YOUR TASK
Across the listing below, how many lines contain "modification"? Answer with the number and nothing else.

SUPPLIED MATERIAL
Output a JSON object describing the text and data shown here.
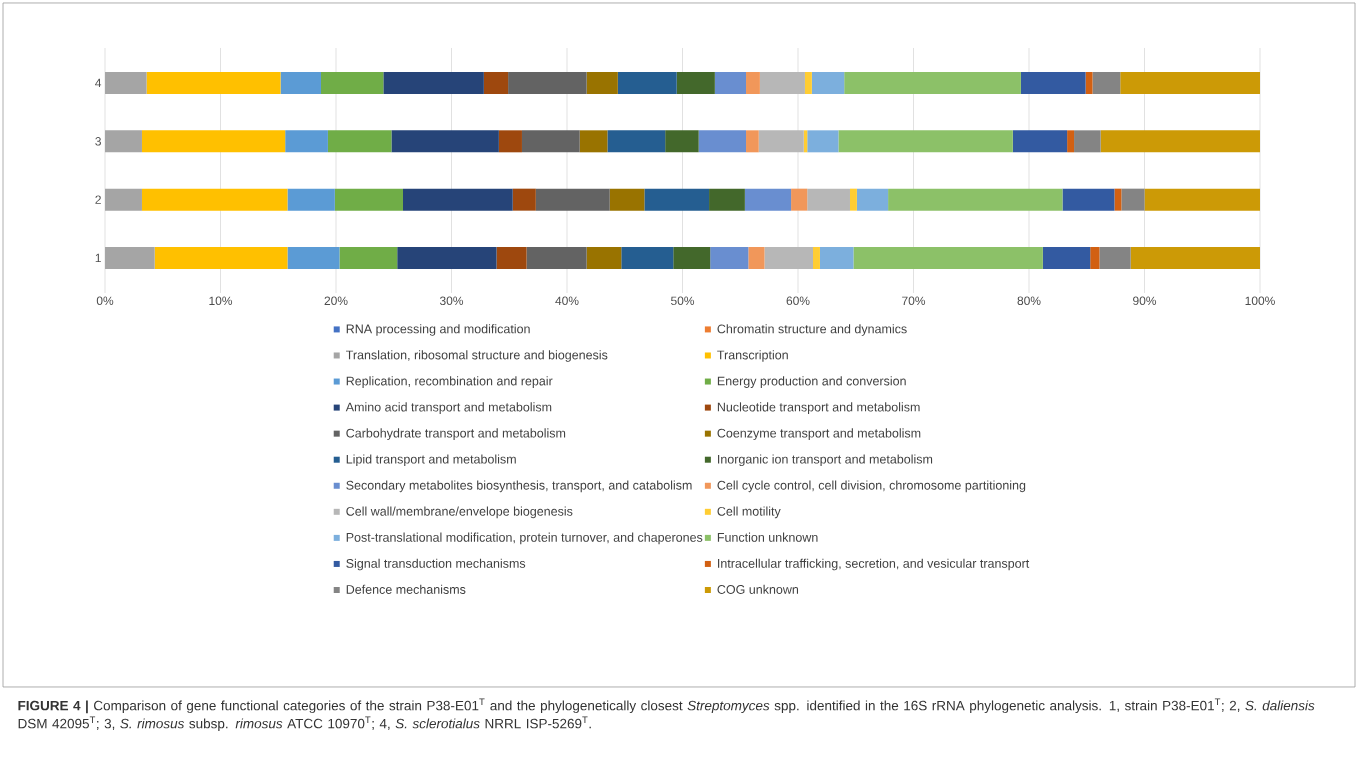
{
  "chart_data": {
    "type": "bar",
    "orientation": "horizontal",
    "stacked": true,
    "categories": [
      "4",
      "3",
      "2",
      "1"
    ],
    "xlim": [
      0,
      100
    ],
    "xticks": [
      {
        "value": 0,
        "label": "0%"
      },
      {
        "value": 10,
        "label": "10%"
      },
      {
        "value": 20,
        "label": "20%"
      },
      {
        "value": 30,
        "label": "30%"
      },
      {
        "value": 40,
        "label": "40%"
      },
      {
        "value": 50,
        "label": "50%"
      },
      {
        "value": 60,
        "label": "60%"
      },
      {
        "value": 70,
        "label": "70%"
      },
      {
        "value": 80,
        "label": "80%"
      },
      {
        "value": 90,
        "label": "90%"
      },
      {
        "value": 100,
        "label": "100%"
      }
    ],
    "grid": "x",
    "legend": "bottom",
    "series": [
      {
        "name": "RNA processing and modification",
        "color": "#4472c4",
        "values": [
          0,
          0,
          0,
          0
        ]
      },
      {
        "name": "Chromatin structure and dynamics",
        "color": "#ed7d31",
        "values": [
          0,
          0,
          0,
          0
        ]
      },
      {
        "name": "Translation, ribosomal structure and biogenesis",
        "color": "#a5a5a5",
        "values": [
          3.6,
          3.2,
          3.2,
          4.3
        ]
      },
      {
        "name": "Transcription",
        "color": "#ffc000",
        "values": [
          11.6,
          12.4,
          12.6,
          11.5
        ]
      },
      {
        "name": "Replication, recombination and repair",
        "color": "#5b9bd5",
        "values": [
          3.5,
          3.7,
          4.1,
          4.5
        ]
      },
      {
        "name": "Energy production and conversion",
        "color": "#70ad47",
        "values": [
          5.4,
          5.5,
          5.9,
          5.0
        ]
      },
      {
        "name": "Amino acid transport and metabolism",
        "color": "#264478",
        "values": [
          8.7,
          9.3,
          9.5,
          8.6
        ]
      },
      {
        "name": "Nucleotide transport and metabolism",
        "color": "#9e480e",
        "values": [
          2.1,
          2.0,
          2.0,
          2.6
        ]
      },
      {
        "name": "Carbohydrate transport and metabolism",
        "color": "#636363",
        "values": [
          6.8,
          5.0,
          6.4,
          5.2
        ]
      },
      {
        "name": "Coenzyme transport and metabolism",
        "color": "#997300",
        "values": [
          2.7,
          2.4,
          3.0,
          3.0
        ]
      },
      {
        "name": "Lipid transport and metabolism",
        "color": "#255e91",
        "values": [
          5.1,
          5.0,
          5.6,
          4.5
        ]
      },
      {
        "name": "Inorganic ion transport and metabolism",
        "color": "#43682b",
        "values": [
          3.3,
          2.9,
          3.1,
          3.2
        ]
      },
      {
        "name": "Secondary metabolites biosynthesis, transport, and catabolism",
        "color": "#698ed0",
        "values": [
          2.7,
          4.1,
          4.0,
          3.3
        ]
      },
      {
        "name": "Cell cycle control, cell division, chromosome partitioning",
        "color": "#f1975a",
        "values": [
          1.2,
          1.1,
          1.4,
          1.4
        ]
      },
      {
        "name": "Cell wall/membrane/envelope biogenesis",
        "color": "#b7b7b7",
        "values": [
          3.9,
          3.9,
          3.7,
          4.2
        ]
      },
      {
        "name": "Cell motility",
        "color": "#ffcd33",
        "values": [
          0.6,
          0.3,
          0.6,
          0.6
        ]
      },
      {
        "name": "Post-translational modification, protein turnover, and chaperones",
        "color": "#7cafdd",
        "values": [
          2.8,
          2.7,
          2.7,
          2.9
        ]
      },
      {
        "name": "Function unknown",
        "color": "#8cc168",
        "values": [
          15.3,
          15.1,
          15.1,
          16.4
        ]
      },
      {
        "name": "Signal transduction mechanisms",
        "color": "#335aa1",
        "values": [
          5.6,
          4.7,
          4.5,
          4.1
        ]
      },
      {
        "name": "Intracellular trafficking, secretion, and vesicular transport",
        "color": "#d26012",
        "values": [
          0.6,
          0.6,
          0.6,
          0.8
        ]
      },
      {
        "name": "Defence mechanisms",
        "color": "#848484",
        "values": [
          2.4,
          2.3,
          2.0,
          2.7
        ]
      },
      {
        "name": "COG unknown",
        "color": "#cc9a06",
        "values": [
          12.1,
          13.8,
          10.0,
          11.2
        ]
      }
    ],
    "annotations": [
      "**FIGURE 4 |** Comparison of gene functional categories of the strain P38-E01$^{T}$ and the phylogenetically closest *Streptomyces* spp. identified in the 16S rRNA phylogenetic analysis. 1, strain P38-E01$^{T}$; 2, *S. daliensis* DSM 42095$^{T}$; 3, *S. rimosus* subsp. *rimosus* ATCC 10970$^{T}$; 4, *S. sclerotialus* NRRL ISP-5269$^{T}$."
    ]
  }
}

SOLUTION TO THE EXERCISE
2